__Stated task__
Set down, in full, every record in the block.

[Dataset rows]
* * * * * * * * *

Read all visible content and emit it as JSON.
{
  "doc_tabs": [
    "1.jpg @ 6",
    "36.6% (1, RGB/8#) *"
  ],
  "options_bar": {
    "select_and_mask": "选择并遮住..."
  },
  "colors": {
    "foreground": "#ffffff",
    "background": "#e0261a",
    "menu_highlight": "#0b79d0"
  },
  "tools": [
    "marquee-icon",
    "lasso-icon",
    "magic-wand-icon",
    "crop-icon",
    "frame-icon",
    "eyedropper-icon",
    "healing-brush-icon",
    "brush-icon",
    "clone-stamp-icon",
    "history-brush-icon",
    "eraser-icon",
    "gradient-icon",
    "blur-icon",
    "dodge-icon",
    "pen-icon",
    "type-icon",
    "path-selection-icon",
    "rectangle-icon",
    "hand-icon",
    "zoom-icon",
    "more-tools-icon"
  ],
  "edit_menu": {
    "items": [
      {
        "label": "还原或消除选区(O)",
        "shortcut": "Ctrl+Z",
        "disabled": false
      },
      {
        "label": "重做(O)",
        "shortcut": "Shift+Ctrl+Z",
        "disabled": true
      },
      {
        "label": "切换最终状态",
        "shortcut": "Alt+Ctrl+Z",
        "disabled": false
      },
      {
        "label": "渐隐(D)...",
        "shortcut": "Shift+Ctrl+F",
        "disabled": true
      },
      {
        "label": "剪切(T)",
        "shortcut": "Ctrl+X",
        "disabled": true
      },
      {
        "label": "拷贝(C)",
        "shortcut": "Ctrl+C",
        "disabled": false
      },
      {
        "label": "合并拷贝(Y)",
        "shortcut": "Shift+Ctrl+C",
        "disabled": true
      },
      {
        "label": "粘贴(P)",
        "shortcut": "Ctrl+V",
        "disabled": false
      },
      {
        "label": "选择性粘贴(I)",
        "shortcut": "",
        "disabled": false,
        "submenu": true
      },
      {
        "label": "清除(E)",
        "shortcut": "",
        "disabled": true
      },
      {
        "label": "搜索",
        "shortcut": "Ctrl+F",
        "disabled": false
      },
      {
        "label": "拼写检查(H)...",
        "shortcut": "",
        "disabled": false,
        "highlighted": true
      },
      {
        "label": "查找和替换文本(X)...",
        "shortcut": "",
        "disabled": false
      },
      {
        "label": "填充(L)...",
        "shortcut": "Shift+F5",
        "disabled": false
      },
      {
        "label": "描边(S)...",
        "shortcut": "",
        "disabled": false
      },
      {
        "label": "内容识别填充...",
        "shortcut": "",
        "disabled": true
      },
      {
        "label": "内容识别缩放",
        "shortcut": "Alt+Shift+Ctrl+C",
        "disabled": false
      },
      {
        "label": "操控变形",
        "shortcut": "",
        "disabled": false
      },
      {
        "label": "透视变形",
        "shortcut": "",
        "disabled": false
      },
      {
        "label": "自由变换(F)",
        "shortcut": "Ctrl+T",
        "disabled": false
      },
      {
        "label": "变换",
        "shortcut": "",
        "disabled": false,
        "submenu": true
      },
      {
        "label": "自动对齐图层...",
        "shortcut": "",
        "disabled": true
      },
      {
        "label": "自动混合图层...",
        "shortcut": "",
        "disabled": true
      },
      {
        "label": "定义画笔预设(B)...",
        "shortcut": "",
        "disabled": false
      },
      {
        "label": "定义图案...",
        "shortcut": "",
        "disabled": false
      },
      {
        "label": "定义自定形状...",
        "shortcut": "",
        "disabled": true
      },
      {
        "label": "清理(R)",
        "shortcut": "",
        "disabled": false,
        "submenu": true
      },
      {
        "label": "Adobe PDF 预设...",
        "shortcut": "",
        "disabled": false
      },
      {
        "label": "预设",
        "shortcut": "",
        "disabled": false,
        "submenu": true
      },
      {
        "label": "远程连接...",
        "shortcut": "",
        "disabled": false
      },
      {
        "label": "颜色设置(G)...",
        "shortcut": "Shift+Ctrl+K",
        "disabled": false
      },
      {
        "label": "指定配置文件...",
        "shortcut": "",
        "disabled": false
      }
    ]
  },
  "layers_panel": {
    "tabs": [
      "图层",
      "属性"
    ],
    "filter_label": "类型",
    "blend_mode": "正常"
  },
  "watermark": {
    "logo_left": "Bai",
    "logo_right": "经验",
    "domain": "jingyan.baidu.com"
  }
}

* * * * * * * * *

__The reply__
Read all visible content and emit it as JSON.
{
  "doc_tabs": [
    "1.jpg @ 6",
    "36.6% (1, RGB/8#) *"
  ],
  "options_bar": {
    "select_and_mask": "选择并遮住..."
  },
  "colors": {
    "foreground": "#ffffff",
    "background": "#e0261a",
    "menu_highlight": "#0b79d0"
  },
  "tools": [
    "marquee-icon",
    "lasso-icon",
    "magic-wand-icon",
    "crop-icon",
    "frame-icon",
    "eyedropper-icon",
    "healing-brush-icon",
    "brush-icon",
    "clone-stamp-icon",
    "history-brush-icon",
    "eraser-icon",
    "gradient-icon",
    "blur-icon",
    "dodge-icon",
    "pen-icon",
    "type-icon",
    "path-selection-icon",
    "rectangle-icon",
    "hand-icon",
    "zoom-icon",
    "more-tools-icon"
  ],
  "edit_menu": {
    "items": [
      {
        "label": "还原或消除选区(O)",
        "shortcut": "Ctrl+Z",
        "disabled": false
      },
      {
        "label": "重做(O)",
        "shortcut": "Shift+Ctrl+Z",
        "disabled": true
      },
      {
        "label": "切换最终状态",
        "shortcut": "Alt+Ctrl+Z",
        "disabled": false
      },
      {
        "label": "渐隐(D)...",
        "shortcut": "Shift+Ctrl+F",
        "disabled": true
      },
      {
        "label": "剪切(T)",
        "shortcut": "Ctrl+X",
        "disabled": true
      },
      {
        "label": "拷贝(C)",
        "shortcut": "Ctrl+C",
        "disabled": false
      },
      {
        "label": "合并拷贝(Y)",
        "shortcut": "Shift+Ctrl+C",
        "disabled": true
      },
      {
        "label": "粘贴(P)",
        "shortcut": "Ctrl+V",
        "disabled": false
      },
      {
        "label": "选择性粘贴(I)",
        "shortcut": "",
        "disabled": false,
        "submenu": true
      },
      {
        "label": "清除(E)",
        "shortcut": "",
        "disabled": true
      },
      {
        "label": "搜索",
        "shortcut": "Ctrl+F",
        "disabled": false
      },
      {
        "label": "拼写检查(H)...",
        "shortcut": "",
        "disabled": false,
        "highlighted": true
      },
      {
        "label": "查找和替换文本(X)...",
        "shortcut": "",
        "disabled": false
      },
      {
        "label": "填充(L)...",
        "shortcut": "Shift+F5",
        "disabled": false
      },
      {
        "label": "描边(S)...",
        "shortcut": "",
        "disabled": false
      },
      {
        "label": "内容识别填充...",
        "shortcut": "",
        "disabled": true
      },
      {
        "label": "内容识别缩放",
        "shortcut": "Alt+Shift+Ctrl+C",
        "disabled": false
      },
      {
        "label": "操控变形",
        "shortcut": "",
        "disabled": false
      },
      {
        "label": "透视变形",
        "shortcut": "",
        "disabled": false
      },
      {
        "label": "自由变换(F)",
        "shortcut": "Ctrl+T",
        "disabled": false
      },
      {
        "label": "变换",
        "shortcut": "",
        "disabled": false,
        "submenu": true
      },
      {
        "label": "自动对齐图层...",
        "shortcut": "",
        "disabled": true
      },
      {
        "label": "自动混合图层...",
        "shortcut": "",
        "disabled": true
      },
      {
        "label": "定义画笔预设(B)...",
        "shortcut": "",
        "disabled": false
      },
      {
        "label": "定义图案...",
        "shortcut": "",
        "disabled": false
      },
      {
        "label": "定义自定形状...",
        "shortcut": "",
        "disabled": true
      },
      {
        "label": "清理(R)",
        "shortcut": "",
        "disabled": false,
        "submenu": true
      },
      {
        "label": "Adobe PDF 预设...",
        "shortcut": "",
        "disabled": false
      },
      {
        "label": "预设",
        "shortcut": "",
        "disabled": false,
        "submenu": true
      },
      {
        "label": "远程连接...",
        "shortcut": "",
        "disabled": false
      },
      {
        "label": "颜色设置(G)...",
        "shortcut": "Shift+Ctrl+K",
        "disabled": false
      },
      {
        "label": "指定配置文件...",
        "shortcut": "",
        "disabled": false
      }
    ]
  },
  "layers_panel": {
    "tabs": [
      "图层",
      "属性"
    ],
    "filter_label": "类型",
    "blend_mode": "正常"
  },
  "watermark": {
    "logo_left": "Bai",
    "logo_right": "经验",
    "domain": "jingyan.baidu.com"
  }
}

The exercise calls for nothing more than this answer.